(Extracts from a graphics dataset)
----
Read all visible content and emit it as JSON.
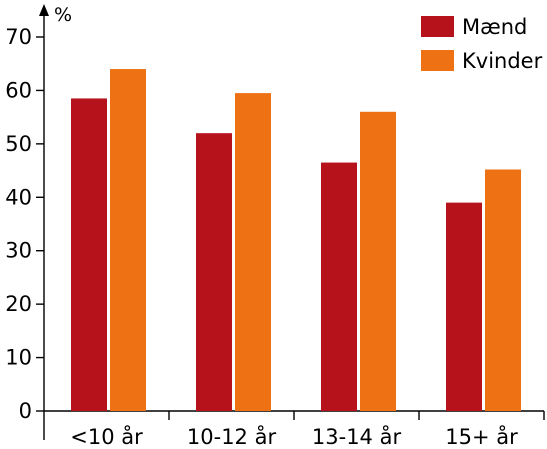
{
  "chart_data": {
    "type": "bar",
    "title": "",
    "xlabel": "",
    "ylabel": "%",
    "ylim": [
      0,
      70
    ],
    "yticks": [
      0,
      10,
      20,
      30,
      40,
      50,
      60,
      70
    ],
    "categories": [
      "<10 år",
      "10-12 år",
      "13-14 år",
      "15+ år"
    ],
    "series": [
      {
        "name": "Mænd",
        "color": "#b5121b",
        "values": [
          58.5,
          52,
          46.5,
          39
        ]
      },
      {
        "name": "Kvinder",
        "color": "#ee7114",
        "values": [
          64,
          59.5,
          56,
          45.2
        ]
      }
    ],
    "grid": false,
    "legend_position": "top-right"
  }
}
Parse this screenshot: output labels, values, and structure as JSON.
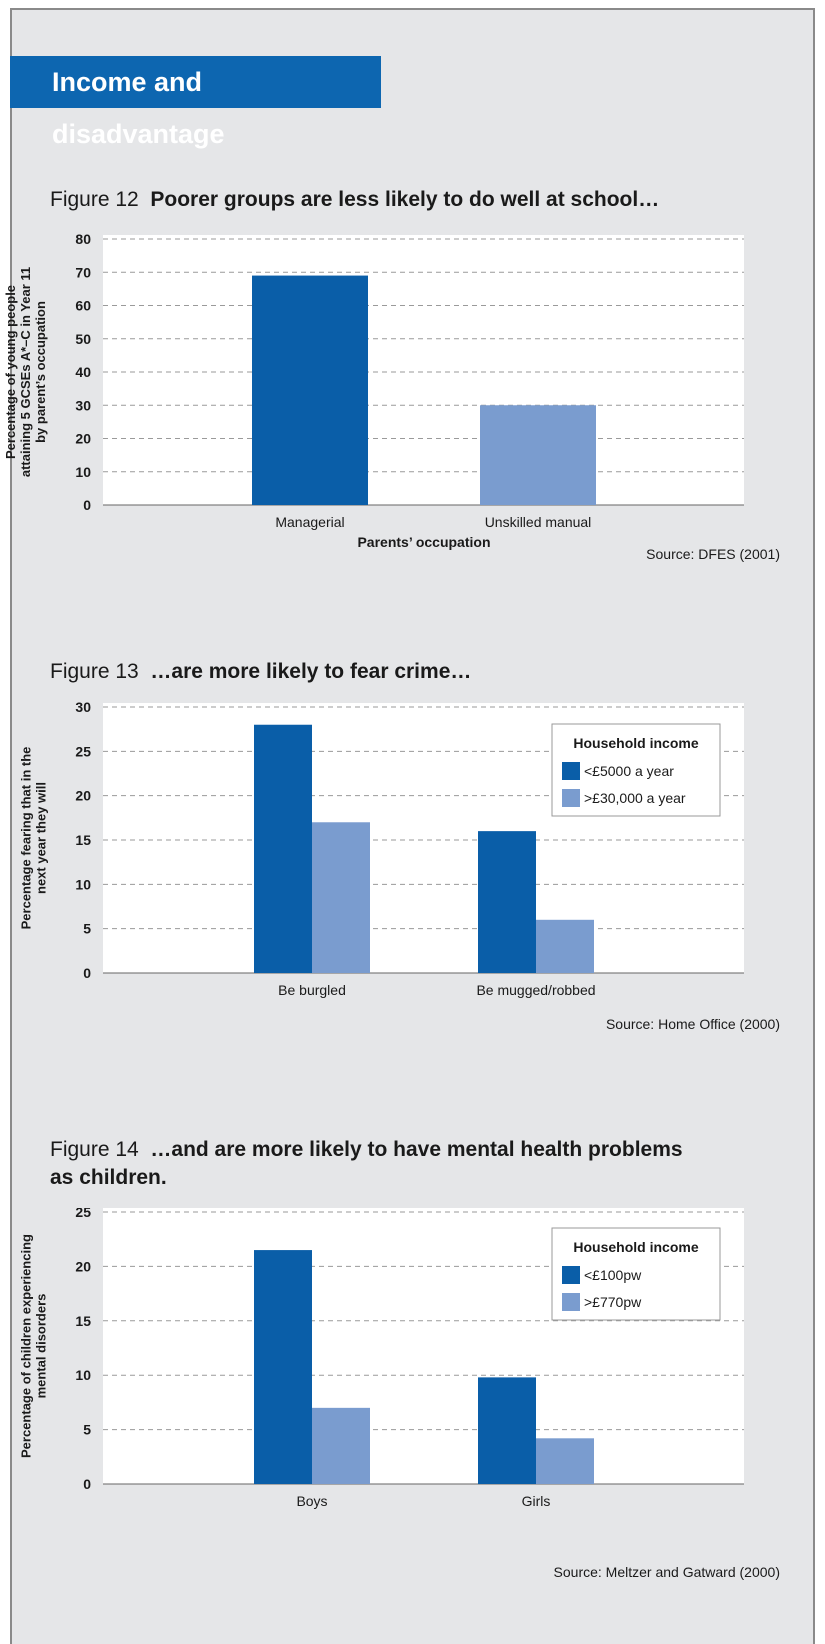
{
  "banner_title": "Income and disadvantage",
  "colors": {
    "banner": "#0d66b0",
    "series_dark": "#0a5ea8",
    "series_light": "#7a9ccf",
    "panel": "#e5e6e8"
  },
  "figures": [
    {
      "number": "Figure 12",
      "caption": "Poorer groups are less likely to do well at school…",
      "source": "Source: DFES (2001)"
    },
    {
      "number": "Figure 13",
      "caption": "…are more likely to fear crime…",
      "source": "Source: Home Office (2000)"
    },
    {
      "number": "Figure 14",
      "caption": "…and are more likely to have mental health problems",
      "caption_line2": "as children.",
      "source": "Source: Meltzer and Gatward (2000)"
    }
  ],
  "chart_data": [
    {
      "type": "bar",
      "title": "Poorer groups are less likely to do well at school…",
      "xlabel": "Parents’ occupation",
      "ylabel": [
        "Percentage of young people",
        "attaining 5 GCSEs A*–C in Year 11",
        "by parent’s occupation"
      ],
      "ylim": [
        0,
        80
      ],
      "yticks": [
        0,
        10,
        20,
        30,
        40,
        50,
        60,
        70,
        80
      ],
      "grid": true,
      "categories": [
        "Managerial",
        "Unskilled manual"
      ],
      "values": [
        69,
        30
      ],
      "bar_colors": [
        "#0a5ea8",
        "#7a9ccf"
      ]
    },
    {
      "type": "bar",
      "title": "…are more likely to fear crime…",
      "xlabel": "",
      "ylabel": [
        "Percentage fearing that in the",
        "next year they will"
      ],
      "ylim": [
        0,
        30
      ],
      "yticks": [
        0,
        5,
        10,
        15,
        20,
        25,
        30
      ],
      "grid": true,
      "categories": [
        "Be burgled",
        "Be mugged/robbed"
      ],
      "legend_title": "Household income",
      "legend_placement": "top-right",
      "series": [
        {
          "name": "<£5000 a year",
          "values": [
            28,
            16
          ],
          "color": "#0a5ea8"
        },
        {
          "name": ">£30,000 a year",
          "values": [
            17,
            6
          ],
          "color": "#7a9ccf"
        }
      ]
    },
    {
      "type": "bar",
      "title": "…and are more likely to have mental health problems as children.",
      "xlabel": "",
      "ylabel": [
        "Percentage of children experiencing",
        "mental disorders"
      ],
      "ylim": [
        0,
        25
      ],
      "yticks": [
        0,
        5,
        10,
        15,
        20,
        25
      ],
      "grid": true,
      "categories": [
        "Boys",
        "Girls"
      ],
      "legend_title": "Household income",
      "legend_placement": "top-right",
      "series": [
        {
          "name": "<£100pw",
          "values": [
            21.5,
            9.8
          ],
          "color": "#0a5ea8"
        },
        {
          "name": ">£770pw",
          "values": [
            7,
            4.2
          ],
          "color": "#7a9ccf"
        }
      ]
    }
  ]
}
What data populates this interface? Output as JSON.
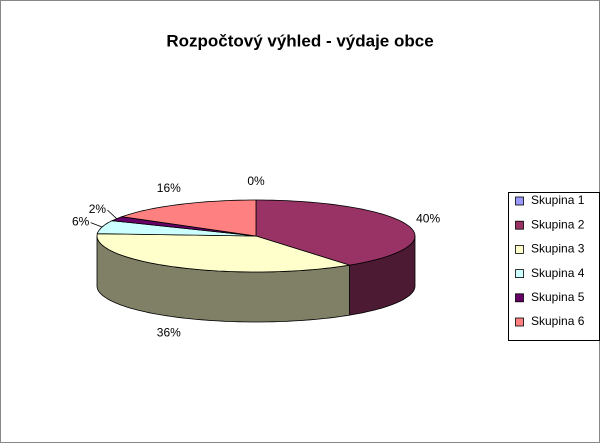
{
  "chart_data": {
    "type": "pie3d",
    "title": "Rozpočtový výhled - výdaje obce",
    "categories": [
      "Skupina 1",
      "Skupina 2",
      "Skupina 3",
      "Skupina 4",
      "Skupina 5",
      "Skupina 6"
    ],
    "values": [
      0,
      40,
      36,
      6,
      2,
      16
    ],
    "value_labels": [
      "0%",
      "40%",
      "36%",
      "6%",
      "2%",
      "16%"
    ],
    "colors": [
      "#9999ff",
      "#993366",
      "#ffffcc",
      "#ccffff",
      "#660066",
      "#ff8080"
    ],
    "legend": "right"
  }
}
----
# [WHAT NEEDS TO BE DONE]
From the listing above, copy out each line where the word "have" appears.

# [SOLUTION TO THIS EXERCISE]
      "caption": "…and are more likely to have mental health problems",
      "title": "…and are more likely to have mental health problems as children.",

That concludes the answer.